(Entries with figure data)

====

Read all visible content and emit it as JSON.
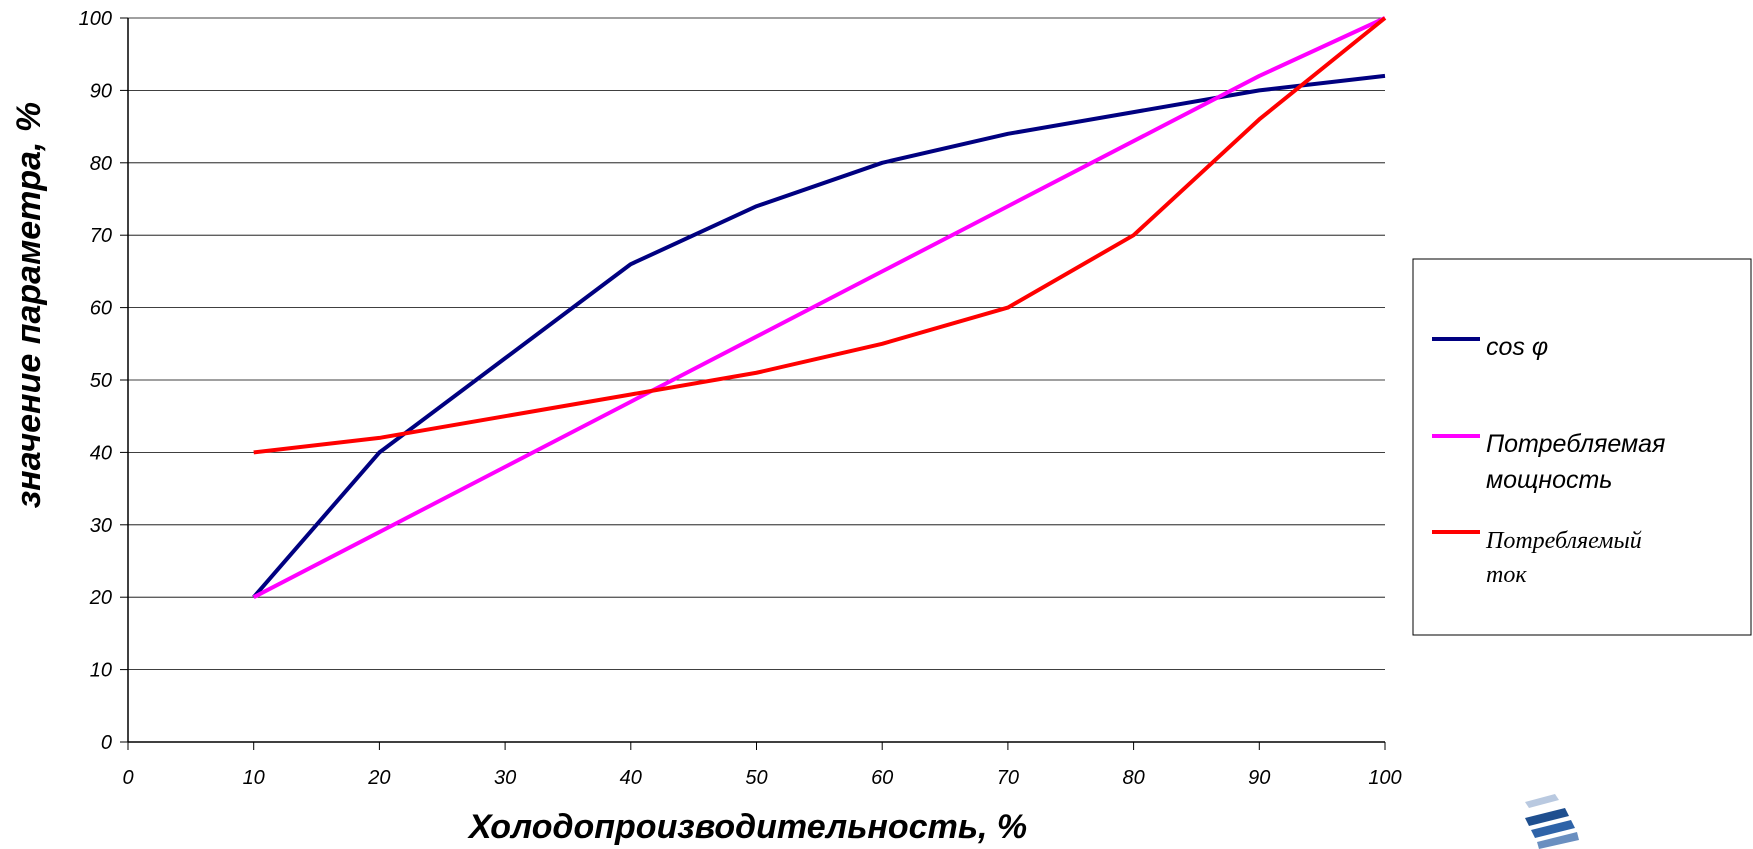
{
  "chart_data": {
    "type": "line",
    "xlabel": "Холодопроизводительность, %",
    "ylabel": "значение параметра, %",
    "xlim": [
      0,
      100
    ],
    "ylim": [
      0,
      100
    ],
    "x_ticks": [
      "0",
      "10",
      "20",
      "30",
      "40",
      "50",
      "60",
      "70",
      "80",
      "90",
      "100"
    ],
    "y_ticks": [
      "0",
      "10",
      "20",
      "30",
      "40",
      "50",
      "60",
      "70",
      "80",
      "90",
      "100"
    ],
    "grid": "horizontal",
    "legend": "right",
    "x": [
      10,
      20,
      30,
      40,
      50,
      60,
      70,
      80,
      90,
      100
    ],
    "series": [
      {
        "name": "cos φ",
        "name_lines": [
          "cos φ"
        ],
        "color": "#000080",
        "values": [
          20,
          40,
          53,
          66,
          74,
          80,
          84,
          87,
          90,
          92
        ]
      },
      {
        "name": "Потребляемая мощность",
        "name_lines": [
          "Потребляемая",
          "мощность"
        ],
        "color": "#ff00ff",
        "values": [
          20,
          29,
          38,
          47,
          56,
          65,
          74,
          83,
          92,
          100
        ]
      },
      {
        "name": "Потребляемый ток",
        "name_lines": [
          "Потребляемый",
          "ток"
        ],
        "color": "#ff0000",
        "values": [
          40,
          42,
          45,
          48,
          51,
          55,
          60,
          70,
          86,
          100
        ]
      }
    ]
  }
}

====

Exercise instructions
Pictures are to be left out; repeat all the remaining data exactly.

Worked solution
Read all visible content and emit it as JSON.
{
  "chart_data": {
    "type": "line",
    "xlabel": "Холодопроизводительность, %",
    "ylabel": "значение параметра, %",
    "xlim": [
      0,
      100
    ],
    "ylim": [
      0,
      100
    ],
    "x_ticks": [
      "0",
      "10",
      "20",
      "30",
      "40",
      "50",
      "60",
      "70",
      "80",
      "90",
      "100"
    ],
    "y_ticks": [
      "0",
      "10",
      "20",
      "30",
      "40",
      "50",
      "60",
      "70",
      "80",
      "90",
      "100"
    ],
    "grid": "horizontal",
    "legend": "right",
    "x": [
      10,
      20,
      30,
      40,
      50,
      60,
      70,
      80,
      90,
      100
    ],
    "series": [
      {
        "name": "cos φ",
        "name_lines": [
          "cos φ"
        ],
        "color": "#000080",
        "values": [
          20,
          40,
          53,
          66,
          74,
          80,
          84,
          87,
          90,
          92
        ]
      },
      {
        "name": "Потребляемая мощность",
        "name_lines": [
          "Потребляемая",
          "мощность"
        ],
        "color": "#ff00ff",
        "values": [
          20,
          29,
          38,
          47,
          56,
          65,
          74,
          83,
          92,
          100
        ]
      },
      {
        "name": "Потребляемый ток",
        "name_lines": [
          "Потребляемый",
          "ток"
        ],
        "color": "#ff0000",
        "values": [
          40,
          42,
          45,
          48,
          51,
          55,
          60,
          70,
          86,
          100
        ]
      }
    ]
  }
}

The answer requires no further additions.